> [Written instruction] Among the records below, find each line that includes the string "title" and copy it.

Collected data entries
◇ ◇ ◇
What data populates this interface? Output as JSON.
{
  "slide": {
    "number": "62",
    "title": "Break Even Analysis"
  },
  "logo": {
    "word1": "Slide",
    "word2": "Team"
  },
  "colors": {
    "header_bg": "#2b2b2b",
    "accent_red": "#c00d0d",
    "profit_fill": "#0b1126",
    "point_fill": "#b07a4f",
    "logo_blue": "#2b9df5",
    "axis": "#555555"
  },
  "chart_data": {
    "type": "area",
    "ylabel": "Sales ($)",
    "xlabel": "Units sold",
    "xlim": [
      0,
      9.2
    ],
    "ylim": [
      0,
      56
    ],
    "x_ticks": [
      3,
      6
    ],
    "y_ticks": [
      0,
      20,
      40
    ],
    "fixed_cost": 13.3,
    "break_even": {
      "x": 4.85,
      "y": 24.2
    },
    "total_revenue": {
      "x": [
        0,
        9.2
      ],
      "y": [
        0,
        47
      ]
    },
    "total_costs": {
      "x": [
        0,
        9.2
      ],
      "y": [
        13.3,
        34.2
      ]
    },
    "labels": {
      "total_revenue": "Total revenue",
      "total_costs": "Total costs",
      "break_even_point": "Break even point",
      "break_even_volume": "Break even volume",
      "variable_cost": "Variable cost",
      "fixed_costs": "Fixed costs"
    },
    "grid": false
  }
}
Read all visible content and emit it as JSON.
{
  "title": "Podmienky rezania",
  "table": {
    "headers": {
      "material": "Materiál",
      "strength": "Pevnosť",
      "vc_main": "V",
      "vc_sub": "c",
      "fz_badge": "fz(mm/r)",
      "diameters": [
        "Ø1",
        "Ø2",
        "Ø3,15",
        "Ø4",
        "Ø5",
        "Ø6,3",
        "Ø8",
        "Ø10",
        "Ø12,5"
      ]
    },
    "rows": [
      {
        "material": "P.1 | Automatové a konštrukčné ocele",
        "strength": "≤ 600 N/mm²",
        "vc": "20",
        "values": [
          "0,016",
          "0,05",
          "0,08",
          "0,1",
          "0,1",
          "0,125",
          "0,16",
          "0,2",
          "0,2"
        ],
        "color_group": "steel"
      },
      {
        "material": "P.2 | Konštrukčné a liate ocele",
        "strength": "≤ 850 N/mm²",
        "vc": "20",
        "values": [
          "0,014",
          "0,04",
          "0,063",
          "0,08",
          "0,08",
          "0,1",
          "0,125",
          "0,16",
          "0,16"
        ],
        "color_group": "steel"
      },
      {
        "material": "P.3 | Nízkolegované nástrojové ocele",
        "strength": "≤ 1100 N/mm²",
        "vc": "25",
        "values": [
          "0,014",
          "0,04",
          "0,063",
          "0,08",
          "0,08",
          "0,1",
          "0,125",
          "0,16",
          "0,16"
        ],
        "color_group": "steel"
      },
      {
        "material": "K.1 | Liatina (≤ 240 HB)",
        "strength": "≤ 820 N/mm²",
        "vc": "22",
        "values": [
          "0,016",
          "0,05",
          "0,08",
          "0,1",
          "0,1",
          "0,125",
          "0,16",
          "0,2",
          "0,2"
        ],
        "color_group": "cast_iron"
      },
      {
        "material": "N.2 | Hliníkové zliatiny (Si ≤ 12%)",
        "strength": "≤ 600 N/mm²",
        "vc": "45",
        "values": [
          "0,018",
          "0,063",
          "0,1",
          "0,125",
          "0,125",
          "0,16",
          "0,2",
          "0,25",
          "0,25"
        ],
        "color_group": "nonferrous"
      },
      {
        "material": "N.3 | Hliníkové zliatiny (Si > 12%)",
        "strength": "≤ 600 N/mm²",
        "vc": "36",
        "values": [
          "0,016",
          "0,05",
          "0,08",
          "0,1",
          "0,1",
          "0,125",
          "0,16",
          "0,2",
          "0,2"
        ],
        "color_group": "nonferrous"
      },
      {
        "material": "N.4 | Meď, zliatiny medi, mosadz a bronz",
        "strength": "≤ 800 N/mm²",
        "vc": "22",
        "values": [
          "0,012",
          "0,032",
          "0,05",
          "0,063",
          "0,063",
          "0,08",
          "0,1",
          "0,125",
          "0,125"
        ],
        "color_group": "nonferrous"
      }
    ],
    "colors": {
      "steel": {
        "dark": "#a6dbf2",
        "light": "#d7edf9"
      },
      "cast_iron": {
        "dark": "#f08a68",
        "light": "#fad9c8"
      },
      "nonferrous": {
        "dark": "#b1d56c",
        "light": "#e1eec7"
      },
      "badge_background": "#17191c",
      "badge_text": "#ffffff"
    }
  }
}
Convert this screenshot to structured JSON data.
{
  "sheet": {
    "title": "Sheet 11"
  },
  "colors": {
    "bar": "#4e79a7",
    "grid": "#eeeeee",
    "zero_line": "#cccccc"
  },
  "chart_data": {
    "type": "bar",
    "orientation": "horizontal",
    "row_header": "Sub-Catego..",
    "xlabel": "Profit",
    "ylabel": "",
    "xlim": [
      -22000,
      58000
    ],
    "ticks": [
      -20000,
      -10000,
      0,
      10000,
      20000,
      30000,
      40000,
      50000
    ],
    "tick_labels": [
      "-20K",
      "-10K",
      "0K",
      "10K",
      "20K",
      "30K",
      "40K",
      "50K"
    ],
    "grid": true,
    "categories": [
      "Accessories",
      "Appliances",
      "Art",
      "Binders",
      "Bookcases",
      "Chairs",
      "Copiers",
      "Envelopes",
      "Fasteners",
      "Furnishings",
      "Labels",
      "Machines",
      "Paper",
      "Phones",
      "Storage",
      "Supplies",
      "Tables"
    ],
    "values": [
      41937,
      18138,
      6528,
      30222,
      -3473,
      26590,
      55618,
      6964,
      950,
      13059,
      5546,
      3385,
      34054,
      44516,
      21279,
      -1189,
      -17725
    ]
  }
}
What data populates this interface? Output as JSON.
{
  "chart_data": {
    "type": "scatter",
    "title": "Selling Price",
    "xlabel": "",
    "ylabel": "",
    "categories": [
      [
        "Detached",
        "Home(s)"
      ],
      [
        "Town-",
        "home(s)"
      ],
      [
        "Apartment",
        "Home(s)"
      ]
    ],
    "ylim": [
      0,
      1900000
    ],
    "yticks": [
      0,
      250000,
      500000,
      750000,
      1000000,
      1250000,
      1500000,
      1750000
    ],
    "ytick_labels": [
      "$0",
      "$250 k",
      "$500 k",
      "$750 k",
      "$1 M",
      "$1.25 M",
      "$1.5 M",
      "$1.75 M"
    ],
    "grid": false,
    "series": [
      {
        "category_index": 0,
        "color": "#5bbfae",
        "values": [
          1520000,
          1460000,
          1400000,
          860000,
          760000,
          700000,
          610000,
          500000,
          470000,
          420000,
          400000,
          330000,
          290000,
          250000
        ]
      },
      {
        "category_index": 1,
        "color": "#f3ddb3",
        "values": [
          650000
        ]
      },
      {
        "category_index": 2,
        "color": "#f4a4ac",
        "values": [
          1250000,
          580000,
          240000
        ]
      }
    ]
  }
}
◇ ◇ ◇
> [Solution below]
    "title": "Break Even Analysis"
  "title": "Podmienky rezania",
    "title": "Sheet 11"
    "title": "Selling Price",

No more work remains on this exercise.